**Work instructions:** Collect all lines from the records below that include the word "ylabel".

**Recorded data:**
-- Begin --

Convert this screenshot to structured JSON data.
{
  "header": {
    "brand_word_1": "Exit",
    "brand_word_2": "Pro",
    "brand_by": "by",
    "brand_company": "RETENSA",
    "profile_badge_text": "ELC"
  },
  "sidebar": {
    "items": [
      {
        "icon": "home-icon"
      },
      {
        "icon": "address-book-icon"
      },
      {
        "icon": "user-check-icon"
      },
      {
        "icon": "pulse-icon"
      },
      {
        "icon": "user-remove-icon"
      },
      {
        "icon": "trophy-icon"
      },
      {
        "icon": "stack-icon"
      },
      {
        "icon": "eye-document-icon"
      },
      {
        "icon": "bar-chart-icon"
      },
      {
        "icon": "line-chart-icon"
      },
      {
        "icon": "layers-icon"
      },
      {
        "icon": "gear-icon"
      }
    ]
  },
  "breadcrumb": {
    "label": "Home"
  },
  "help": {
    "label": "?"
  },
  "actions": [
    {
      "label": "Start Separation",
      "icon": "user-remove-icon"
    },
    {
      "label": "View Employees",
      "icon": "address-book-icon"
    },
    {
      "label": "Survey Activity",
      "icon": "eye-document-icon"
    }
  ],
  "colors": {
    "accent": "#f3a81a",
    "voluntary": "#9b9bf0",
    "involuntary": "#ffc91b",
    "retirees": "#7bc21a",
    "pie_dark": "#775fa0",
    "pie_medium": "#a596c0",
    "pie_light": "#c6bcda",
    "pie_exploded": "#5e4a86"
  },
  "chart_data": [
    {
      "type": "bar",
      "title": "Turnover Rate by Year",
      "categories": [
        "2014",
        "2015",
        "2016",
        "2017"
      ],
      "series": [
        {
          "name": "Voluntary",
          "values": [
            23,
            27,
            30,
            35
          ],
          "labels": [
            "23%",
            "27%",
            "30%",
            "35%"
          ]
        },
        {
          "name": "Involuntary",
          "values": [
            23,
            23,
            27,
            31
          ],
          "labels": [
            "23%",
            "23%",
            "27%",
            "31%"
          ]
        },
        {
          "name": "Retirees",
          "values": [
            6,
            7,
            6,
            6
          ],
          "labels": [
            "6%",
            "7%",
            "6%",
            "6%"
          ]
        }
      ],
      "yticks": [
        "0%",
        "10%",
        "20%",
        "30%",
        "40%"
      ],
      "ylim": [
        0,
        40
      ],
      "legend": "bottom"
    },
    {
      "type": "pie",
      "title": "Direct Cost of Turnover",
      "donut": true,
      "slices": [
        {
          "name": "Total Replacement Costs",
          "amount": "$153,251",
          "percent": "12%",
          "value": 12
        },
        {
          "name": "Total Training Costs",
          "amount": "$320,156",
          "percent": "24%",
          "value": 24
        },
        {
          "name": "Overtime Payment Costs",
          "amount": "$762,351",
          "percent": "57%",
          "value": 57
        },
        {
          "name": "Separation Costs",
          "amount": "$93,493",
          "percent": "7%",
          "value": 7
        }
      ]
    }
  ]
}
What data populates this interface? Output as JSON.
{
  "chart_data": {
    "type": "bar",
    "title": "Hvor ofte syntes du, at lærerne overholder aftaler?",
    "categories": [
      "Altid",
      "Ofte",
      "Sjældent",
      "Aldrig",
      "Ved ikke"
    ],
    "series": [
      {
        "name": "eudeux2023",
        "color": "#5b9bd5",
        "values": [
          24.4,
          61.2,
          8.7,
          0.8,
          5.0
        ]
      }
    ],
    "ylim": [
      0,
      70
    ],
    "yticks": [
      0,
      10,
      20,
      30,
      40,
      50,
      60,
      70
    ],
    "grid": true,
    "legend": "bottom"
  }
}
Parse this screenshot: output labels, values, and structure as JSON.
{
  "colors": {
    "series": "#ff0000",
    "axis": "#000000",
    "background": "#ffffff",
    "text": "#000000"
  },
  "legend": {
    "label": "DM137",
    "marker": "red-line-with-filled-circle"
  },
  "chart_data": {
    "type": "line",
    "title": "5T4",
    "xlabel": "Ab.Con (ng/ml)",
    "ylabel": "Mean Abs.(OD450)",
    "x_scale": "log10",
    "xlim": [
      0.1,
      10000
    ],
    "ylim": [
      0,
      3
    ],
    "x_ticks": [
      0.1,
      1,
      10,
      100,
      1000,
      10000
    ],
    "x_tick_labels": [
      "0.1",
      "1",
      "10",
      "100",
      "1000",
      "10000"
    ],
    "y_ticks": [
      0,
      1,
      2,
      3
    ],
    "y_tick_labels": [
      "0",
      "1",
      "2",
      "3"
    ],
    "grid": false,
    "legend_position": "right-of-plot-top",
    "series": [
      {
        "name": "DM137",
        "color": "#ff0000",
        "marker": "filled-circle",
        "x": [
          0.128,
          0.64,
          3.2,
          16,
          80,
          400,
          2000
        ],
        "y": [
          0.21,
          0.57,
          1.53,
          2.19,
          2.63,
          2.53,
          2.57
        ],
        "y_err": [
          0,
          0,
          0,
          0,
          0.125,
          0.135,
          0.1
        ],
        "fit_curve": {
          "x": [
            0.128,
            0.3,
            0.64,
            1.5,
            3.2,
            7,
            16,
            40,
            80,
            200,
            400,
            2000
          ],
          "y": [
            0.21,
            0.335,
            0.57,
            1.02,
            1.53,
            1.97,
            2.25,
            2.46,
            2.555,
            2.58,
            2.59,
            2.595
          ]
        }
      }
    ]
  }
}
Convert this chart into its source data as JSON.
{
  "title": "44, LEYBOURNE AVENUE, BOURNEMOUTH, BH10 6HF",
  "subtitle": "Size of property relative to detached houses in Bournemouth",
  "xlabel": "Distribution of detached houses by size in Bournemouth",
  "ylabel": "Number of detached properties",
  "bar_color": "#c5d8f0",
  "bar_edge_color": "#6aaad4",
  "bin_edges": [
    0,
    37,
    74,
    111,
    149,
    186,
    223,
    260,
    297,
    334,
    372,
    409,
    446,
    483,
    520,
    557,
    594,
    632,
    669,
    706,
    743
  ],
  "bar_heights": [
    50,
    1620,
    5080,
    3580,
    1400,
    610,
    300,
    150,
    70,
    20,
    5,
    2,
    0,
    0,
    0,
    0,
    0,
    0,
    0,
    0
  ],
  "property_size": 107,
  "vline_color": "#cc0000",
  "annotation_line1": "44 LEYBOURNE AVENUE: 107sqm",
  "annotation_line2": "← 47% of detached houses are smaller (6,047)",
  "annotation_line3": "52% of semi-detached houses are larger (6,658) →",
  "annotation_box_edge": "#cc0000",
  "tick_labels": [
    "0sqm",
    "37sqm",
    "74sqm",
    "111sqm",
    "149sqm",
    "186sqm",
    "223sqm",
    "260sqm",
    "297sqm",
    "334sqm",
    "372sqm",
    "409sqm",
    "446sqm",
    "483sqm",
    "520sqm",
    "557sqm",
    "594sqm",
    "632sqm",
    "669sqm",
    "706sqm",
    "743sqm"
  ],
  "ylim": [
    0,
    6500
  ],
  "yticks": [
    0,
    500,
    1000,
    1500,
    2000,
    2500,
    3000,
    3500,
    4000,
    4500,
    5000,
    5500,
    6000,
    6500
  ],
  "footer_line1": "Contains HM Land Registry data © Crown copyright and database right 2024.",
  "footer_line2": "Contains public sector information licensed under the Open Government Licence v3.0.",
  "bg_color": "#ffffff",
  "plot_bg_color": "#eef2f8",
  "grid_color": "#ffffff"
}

-- End --

**Output of the exercise:**
    "ylabel": "Mean Abs.(OD450)",
  "ylabel": "Number of detached properties",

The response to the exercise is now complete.